### What the exercise asks
Every line with the word "this" in it should be extracted from the data that follows.

### Data rows
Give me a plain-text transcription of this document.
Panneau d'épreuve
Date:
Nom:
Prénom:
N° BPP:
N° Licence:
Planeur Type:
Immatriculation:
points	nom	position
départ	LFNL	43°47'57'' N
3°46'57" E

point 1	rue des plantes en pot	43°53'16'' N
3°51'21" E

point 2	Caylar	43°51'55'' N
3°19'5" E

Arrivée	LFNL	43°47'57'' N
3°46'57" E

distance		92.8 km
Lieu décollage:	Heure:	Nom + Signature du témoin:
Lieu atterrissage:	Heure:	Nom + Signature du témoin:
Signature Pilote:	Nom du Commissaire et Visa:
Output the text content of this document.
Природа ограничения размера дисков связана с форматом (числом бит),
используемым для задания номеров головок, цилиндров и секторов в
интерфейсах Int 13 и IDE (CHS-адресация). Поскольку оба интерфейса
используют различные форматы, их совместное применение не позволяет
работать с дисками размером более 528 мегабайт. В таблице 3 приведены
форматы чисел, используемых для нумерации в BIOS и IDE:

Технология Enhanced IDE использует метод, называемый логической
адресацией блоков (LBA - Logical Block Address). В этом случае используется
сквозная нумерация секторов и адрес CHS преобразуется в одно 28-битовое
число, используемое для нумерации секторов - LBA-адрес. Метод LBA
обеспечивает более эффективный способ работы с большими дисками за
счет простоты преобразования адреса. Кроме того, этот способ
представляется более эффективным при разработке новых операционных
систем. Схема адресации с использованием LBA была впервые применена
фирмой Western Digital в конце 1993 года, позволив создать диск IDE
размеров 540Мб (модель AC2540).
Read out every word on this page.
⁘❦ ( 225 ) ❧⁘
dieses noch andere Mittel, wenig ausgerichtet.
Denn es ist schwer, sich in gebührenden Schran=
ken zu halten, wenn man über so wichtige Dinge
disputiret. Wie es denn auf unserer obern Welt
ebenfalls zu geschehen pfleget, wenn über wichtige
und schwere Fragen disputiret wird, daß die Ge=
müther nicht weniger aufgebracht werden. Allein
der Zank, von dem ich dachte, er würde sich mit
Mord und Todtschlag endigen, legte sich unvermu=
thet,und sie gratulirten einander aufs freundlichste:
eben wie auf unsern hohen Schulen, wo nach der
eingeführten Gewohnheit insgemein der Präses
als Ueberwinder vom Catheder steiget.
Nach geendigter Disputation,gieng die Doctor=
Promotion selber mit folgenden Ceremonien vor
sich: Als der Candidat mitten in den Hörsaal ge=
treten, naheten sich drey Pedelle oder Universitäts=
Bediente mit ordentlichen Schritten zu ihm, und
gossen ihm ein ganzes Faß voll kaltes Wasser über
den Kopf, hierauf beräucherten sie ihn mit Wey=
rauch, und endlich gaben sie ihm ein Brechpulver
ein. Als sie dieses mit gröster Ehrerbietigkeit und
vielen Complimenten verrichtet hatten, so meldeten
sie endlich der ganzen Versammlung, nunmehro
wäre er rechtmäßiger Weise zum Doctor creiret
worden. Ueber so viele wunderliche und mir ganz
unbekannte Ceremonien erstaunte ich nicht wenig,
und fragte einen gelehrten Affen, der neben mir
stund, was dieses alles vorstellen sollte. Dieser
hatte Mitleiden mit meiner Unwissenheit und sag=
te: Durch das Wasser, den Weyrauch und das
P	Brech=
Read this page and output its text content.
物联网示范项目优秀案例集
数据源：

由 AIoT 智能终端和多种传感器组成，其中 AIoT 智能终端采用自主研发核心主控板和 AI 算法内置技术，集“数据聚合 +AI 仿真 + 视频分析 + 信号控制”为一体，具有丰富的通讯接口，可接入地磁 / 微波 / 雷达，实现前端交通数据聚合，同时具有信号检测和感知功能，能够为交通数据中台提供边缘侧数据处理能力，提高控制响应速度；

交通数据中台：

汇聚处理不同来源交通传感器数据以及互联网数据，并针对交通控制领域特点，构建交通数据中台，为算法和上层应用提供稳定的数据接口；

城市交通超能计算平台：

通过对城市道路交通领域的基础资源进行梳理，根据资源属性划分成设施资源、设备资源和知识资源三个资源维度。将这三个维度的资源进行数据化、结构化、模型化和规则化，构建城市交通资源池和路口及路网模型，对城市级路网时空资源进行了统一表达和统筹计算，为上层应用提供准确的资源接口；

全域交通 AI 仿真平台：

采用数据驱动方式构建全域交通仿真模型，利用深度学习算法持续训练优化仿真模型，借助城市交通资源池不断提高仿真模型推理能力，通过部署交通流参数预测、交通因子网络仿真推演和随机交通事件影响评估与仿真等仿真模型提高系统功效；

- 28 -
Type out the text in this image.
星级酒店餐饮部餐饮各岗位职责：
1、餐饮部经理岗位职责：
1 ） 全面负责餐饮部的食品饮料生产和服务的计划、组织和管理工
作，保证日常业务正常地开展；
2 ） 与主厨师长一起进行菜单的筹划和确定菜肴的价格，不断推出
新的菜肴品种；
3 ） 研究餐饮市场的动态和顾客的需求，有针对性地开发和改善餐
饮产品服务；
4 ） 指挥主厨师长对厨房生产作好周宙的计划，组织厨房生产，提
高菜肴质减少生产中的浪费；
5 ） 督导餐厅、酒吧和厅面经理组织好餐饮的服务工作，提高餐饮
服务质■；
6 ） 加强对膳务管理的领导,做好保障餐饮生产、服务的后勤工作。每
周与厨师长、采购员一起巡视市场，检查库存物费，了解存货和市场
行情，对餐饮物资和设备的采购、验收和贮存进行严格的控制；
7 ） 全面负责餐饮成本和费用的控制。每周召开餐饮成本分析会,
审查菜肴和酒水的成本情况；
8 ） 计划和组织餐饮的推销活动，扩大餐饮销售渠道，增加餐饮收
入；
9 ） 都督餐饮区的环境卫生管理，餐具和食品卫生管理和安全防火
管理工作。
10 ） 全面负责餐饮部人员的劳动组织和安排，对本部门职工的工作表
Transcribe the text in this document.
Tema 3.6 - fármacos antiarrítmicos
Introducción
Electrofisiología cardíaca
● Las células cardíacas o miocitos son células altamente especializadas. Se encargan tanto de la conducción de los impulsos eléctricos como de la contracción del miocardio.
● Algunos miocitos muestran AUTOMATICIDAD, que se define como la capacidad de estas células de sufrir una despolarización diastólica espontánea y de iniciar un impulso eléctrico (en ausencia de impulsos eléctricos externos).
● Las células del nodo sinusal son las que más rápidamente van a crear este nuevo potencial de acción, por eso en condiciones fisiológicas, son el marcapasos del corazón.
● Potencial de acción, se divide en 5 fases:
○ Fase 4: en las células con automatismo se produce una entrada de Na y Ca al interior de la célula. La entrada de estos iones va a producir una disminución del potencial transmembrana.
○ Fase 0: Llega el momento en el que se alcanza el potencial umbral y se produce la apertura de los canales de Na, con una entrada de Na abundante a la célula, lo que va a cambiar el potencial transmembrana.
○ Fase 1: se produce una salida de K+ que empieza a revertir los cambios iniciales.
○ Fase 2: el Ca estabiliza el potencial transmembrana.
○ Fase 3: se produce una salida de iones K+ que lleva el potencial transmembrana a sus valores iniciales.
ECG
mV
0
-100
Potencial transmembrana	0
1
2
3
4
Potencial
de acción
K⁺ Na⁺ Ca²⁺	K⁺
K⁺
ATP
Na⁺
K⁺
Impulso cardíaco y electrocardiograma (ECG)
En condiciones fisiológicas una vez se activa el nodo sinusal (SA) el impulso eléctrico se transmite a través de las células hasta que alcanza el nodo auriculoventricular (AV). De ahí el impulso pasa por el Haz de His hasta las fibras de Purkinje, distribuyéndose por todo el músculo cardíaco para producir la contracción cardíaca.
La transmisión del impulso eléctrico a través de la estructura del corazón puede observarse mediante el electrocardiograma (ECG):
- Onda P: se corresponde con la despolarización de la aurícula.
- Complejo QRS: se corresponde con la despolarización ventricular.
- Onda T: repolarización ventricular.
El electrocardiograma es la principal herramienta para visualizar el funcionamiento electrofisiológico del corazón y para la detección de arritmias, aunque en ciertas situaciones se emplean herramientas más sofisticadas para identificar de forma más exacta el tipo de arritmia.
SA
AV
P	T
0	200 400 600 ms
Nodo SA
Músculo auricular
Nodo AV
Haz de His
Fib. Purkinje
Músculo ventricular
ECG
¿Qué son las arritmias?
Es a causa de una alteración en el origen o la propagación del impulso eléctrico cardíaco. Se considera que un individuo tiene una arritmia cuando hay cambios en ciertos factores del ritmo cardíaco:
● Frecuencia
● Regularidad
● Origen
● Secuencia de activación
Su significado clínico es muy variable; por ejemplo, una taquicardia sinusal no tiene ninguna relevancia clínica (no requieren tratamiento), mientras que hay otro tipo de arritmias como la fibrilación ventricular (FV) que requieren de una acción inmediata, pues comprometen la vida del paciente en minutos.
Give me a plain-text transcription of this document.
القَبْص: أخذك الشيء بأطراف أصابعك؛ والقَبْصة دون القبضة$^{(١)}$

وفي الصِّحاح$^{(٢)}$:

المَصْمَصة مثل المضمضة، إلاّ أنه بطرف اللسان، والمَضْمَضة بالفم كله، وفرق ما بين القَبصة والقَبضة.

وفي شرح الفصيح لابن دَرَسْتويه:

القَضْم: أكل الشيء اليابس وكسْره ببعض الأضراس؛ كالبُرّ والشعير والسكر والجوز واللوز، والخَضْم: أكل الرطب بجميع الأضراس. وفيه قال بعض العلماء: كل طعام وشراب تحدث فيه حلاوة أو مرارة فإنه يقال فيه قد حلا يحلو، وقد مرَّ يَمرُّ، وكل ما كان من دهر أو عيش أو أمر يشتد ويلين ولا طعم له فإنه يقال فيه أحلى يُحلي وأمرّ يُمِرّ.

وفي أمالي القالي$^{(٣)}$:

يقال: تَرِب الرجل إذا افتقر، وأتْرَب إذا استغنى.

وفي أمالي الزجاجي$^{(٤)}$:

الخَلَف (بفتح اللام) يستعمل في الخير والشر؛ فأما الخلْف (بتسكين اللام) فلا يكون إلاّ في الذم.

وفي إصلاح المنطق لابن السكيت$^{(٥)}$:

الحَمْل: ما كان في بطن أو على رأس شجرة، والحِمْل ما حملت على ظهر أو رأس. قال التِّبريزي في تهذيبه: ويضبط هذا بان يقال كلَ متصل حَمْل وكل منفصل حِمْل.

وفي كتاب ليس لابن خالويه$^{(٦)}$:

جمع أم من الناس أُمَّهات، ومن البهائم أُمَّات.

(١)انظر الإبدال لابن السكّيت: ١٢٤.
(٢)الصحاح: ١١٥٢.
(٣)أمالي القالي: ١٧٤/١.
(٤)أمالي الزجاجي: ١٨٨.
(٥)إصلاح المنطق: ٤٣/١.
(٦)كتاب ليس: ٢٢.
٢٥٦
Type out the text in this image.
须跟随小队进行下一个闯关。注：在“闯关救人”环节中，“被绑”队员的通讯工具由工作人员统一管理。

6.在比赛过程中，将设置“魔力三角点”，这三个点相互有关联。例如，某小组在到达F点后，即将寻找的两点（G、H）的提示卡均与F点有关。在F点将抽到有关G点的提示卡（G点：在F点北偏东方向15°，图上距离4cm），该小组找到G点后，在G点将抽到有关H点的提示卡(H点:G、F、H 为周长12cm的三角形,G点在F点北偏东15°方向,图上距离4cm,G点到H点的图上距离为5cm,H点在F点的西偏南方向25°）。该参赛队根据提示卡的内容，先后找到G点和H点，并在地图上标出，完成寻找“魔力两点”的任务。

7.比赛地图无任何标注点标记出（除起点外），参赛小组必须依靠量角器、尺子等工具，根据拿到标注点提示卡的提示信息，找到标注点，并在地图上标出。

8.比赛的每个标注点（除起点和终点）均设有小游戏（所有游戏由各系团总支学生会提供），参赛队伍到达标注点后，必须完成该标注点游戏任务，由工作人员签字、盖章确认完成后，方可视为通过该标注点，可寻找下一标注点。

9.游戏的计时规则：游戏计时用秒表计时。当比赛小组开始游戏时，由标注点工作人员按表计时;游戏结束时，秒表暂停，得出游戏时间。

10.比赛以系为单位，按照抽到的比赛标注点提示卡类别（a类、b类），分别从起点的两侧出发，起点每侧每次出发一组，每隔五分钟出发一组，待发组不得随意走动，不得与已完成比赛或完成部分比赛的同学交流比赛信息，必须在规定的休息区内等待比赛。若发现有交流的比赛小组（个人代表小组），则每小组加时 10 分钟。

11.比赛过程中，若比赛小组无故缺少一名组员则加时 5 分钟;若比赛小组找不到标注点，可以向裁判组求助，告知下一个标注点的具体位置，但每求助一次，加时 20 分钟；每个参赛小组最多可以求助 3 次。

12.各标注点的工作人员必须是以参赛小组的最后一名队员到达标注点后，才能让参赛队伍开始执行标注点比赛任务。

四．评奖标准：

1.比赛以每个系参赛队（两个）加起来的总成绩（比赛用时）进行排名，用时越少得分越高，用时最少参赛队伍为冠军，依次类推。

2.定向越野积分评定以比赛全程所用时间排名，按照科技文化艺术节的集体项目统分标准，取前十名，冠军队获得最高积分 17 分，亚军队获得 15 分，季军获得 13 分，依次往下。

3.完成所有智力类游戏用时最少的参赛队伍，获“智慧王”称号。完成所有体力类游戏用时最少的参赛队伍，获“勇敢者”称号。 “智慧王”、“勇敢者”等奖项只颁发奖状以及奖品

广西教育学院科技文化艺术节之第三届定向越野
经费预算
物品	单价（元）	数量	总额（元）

### Task solution
Give me a plain-text transcription of this document.
Output the text content of this document.
Read out every word on this page.
Read this page and output its text content.
Type out the text in this image.
Transcribe the text in this document.
Give me a plain-text transcription of this document.
Type out the text in this image.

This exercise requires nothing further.